■ **EXTRACTED RECORDS**:
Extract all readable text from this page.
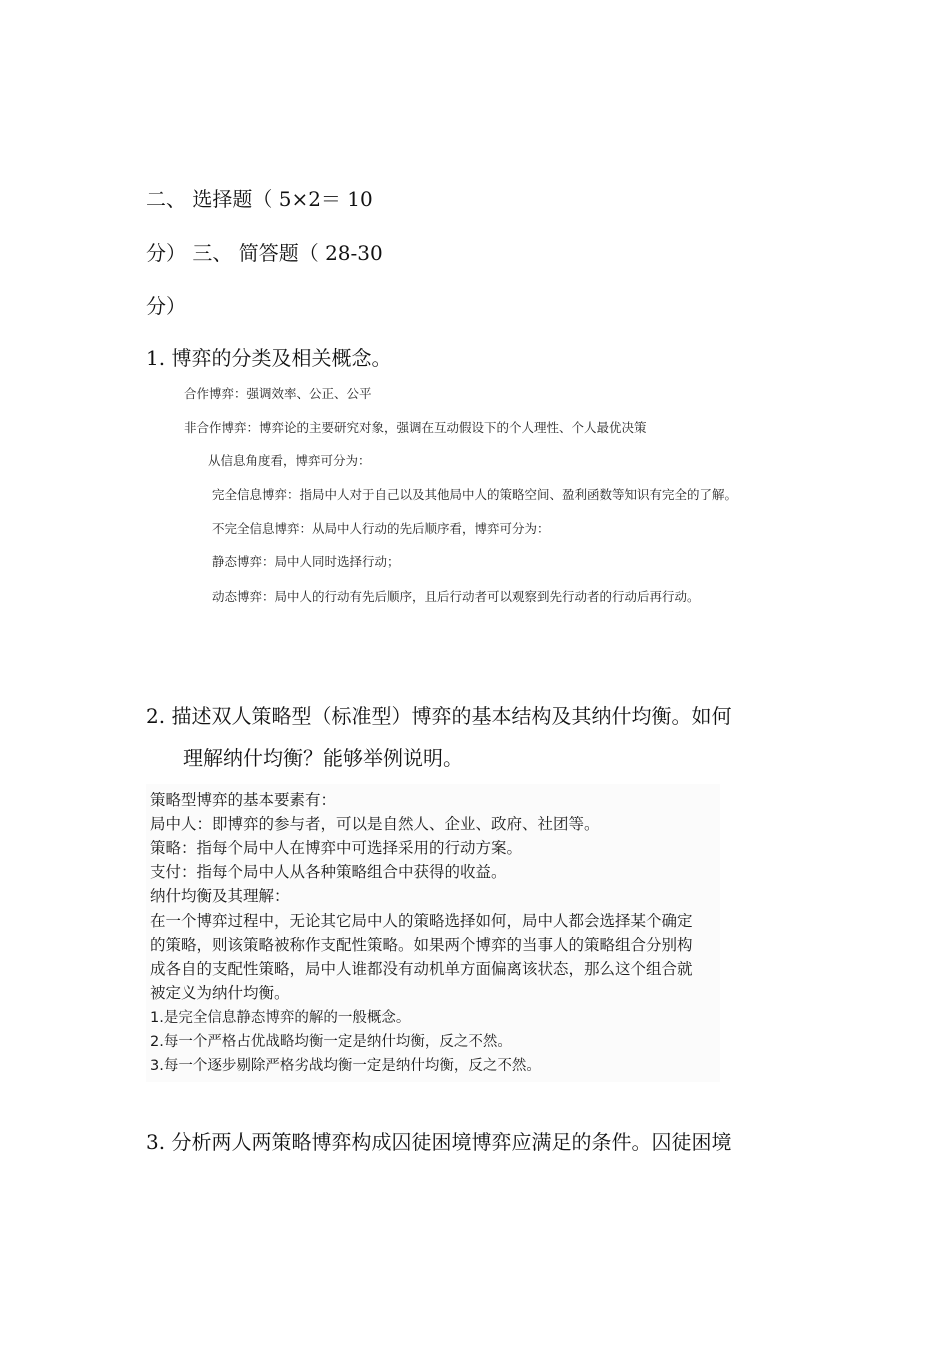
二、 选择题（ 5×2＝ 10
分） 三、 简答题（ 28-30
分）
1. 博弈的分类及相关概念。
合作博弈：强调效率、公正、公平
非合作博弈：博弈论的主要研究对象，强调在互动假设下的个人理性、个人最优决策
从信息角度看，博弈可分为：
完全信息博弈：指局中人对于自己以及其他局中人的策略空间、盈利函数等知识有完全的了解。
不完全信息博弈：从局中人行动的先后顺序看，博弈可分为：
静态博弈：局中人同时选择行动；
动态博弈：局中人的行动有先后顺序，且后行动者可以观察到先行动者的行动后再行动。
2. 描述双人策略型（标准型）博弈的基本结构及其纳什均衡。如何
理解纳什均衡？能够举例说明。
策略型博弈的基本要素有：
局中人：即博弈的参与者，可以是自然人、企业、政府、社团等。
策略：指每个局中人在博弈中可选择采用的行动方案。
支付：指每个局中人从各种策略组合中获得的收益。
纳什均衡及其理解：
在一个博弈过程中，无论其它局中人的策略选择如何，局中人都会选择某个确定
的策略，则该策略被称作支配性策略。如果两个博弈的当事人的策略组合分别构
成各自的支配性策略，局中人谁都没有动机单方面偏离该状态，那么这个组合就
被定义为纳什均衡。
1.是完全信息静态博弈的解的一般概念。
2.每一个严格占优战略均衡一定是纳什均衡，反之不然。
3.每一个逐步剔除严格劣战均衡一定是纳什均衡，反之不然。
3. 分析两人两策略博弈构成囚徒困境博弈应满足的条件。囚徒困境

■ **TASK GOAL**: Transcribe all the records above word for word, without their images.

■ **RESPONSE BELOW**:
Extract all readable text from this page.
二、 选择题（ 5×2＝ 10
分） 三、 简答题（ 28-30
分）
1. 博弈的分类及相关概念。
合作博弈：强调效率、公正、公平
非合作博弈：博弈论的主要研究对象，强调在互动假设下的个人理性、个人最优决策
从信息角度看，博弈可分为：
完全信息博弈：指局中人对于自己以及其他局中人的策略空间、盈利函数等知识有完全的了解。
不完全信息博弈：从局中人行动的先后顺序看，博弈可分为：
静态博弈：局中人同时选择行动；
动态博弈：局中人的行动有先后顺序，且后行动者可以观察到先行动者的行动后再行动。
2. 描述双人策略型（标准型）博弈的基本结构及其纳什均衡。如何
理解纳什均衡？能够举例说明。
策略型博弈的基本要素有：
局中人：即博弈的参与者，可以是自然人、企业、政府、社团等。
策略：指每个局中人在博弈中可选择采用的行动方案。
支付：指每个局中人从各种策略组合中获得的收益。
纳什均衡及其理解：
在一个博弈过程中，无论其它局中人的策略选择如何，局中人都会选择某个确定
的策略，则该策略被称作支配性策略。如果两个博弈的当事人的策略组合分别构
成各自的支配性策略，局中人谁都没有动机单方面偏离该状态，那么这个组合就
被定义为纳什均衡。
1.是完全信息静态博弈的解的一般概念。
2.每一个严格占优战略均衡一定是纳什均衡，反之不然。
3.每一个逐步剔除严格劣战均衡一定是纳什均衡，反之不然。
3. 分析两人两策略博弈构成囚徒困境博弈应满足的条件。囚徒困境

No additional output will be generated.